● **WRITTEN TASK**
Rewrite the material below, renaming "passenger seat" to "front seat" throughout and changing nothing else. Omit the pictures from your answer.

start MATERIAL PROVIDED

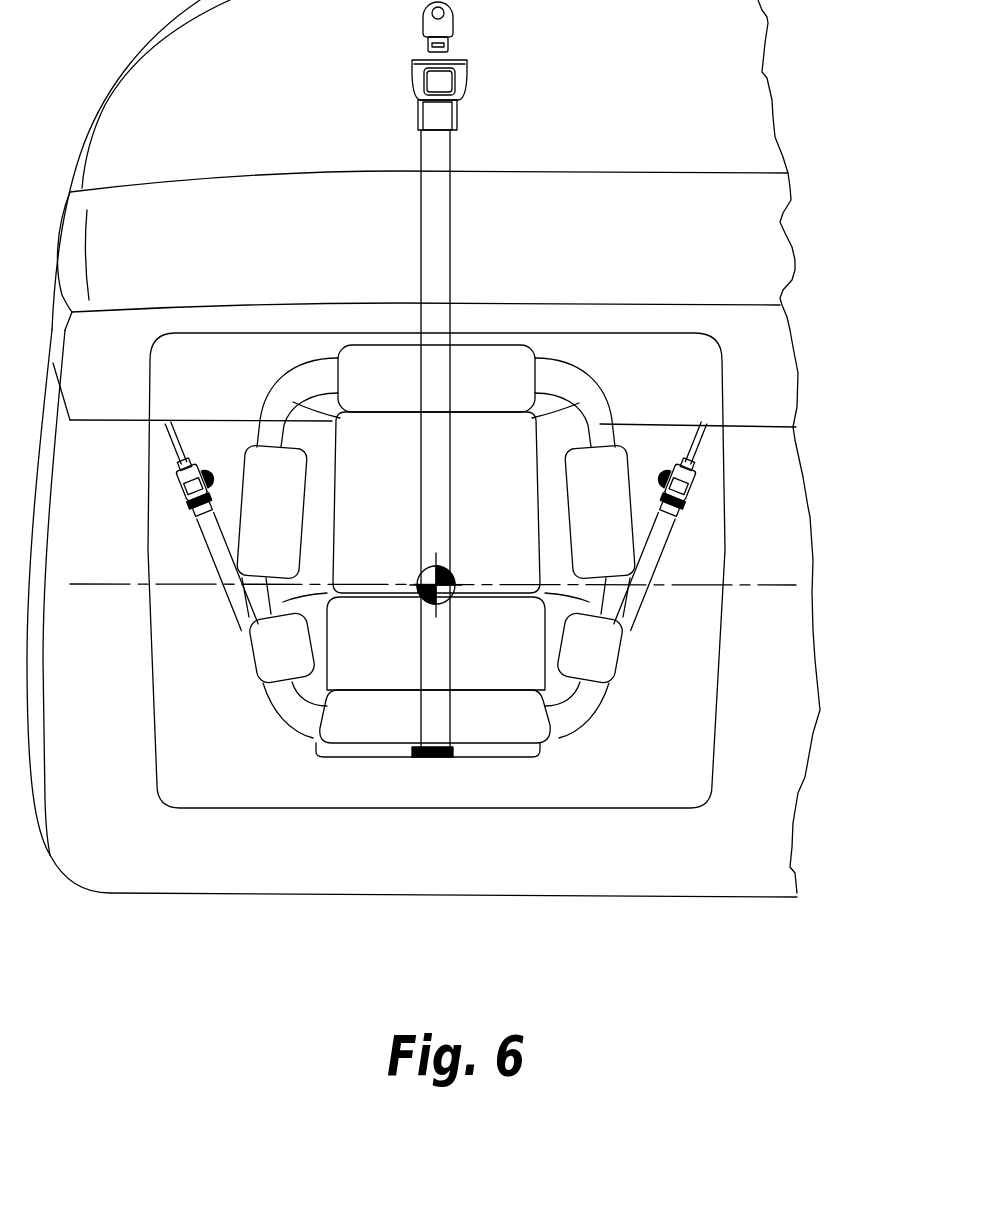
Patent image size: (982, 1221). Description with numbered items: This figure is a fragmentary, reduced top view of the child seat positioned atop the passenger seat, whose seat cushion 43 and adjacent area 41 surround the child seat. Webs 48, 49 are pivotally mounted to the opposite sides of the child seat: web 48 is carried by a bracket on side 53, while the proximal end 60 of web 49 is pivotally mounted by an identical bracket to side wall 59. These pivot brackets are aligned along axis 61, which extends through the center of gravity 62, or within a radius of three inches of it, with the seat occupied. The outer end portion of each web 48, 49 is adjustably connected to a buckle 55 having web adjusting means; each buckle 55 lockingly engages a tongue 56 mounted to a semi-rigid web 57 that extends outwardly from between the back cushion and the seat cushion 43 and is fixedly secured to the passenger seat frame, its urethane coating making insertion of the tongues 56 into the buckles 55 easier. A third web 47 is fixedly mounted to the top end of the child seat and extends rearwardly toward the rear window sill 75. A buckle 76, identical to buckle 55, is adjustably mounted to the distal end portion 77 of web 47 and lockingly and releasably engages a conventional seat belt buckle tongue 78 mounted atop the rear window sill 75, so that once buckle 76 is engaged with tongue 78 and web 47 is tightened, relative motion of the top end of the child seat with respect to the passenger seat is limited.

The vehicle seat cushion 41 is at (767, 365).
The seat cushion 43 is at (767, 543).
The third web 47 is at (442, 165).
The web 48 is at (213, 573).
The web 49 is at (663, 585).
The side 53 is at (250, 668).
The buckle 55 is at (187, 490).
The tongue 56 is at (180, 468).
The semi-rigid web 57 is at (173, 445).
The side wall 59 is at (613, 667).
The proximal end 60 is at (638, 600).
The axis 61 is at (777, 593).
The center of gravity 62 is at (418, 576).
The rear window sill 75 is at (710, 50).
The buckle 76 is at (413, 68).
The distal end portion 77 is at (422, 140).
The seat belt buckle tongue 78 is at (452, 45).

end MATERIAL PROVIDED

● **EXERCISE RESULT**
Patent image size: (982, 1221). Description with numbered items: This figure is a fragmentary, reduced top view of the child seat positioned atop the front seat, whose seat cushion 43 and adjacent area 41 surround the child seat. Webs 48, 49 are pivotally mounted to the opposite sides of the child seat: web 48 is carried by a bracket on side 53, while the proximal end 60 of web 49 is pivotally mounted by an identical bracket to side wall 59. These pivot brackets are aligned along axis 61, which extends through the center of gravity 62, or within a radius of three inches of it, with the seat occupied. The outer end portion of each web 48, 49 is adjustably connected to a buckle 55 having web adjusting means; each buckle 55 lockingly engages a tongue 56 mounted to a semi-rigid web 57 that extends outwardly from between the back cushion and the seat cushion 43 and is fixedly secured to the front seat frame, its urethane coating making insertion of the tongues 56 into the buckles 55 easier. A third web 47 is fixedly mounted to the top end of the child seat and extends rearwardly toward the rear window sill 75. A buckle 76, identical to buckle 55, is adjustably mounted to the distal end portion 77 of web 47 and lockingly and releasably engages a conventional seat belt buckle tongue 78 mounted atop the rear window sill 75, so that once buckle 76 is engaged with tongue 78 and web 47 is tightened, relative motion of the top end of the child seat with respect to the front seat is limited.

The vehicle seat cushion 41 is at (767, 365).
The seat cushion 43 is at (767, 543).
The third web 47 is at (442, 165).
The web 48 is at (213, 573).
The web 49 is at (663, 585).
The side 53 is at (250, 668).
The buckle 55 is at (187, 490).
The tongue 56 is at (180, 468).
The semi-rigid web 57 is at (173, 445).
The side wall 59 is at (613, 667).
The proximal end 60 is at (638, 600).
The axis 61 is at (777, 593).
The center of gravity 62 is at (418, 576).
The rear window sill 75 is at (710, 50).
The buckle 76 is at (413, 68).
The distal end portion 77 is at (422, 140).
The seat belt buckle tongue 78 is at (452, 45).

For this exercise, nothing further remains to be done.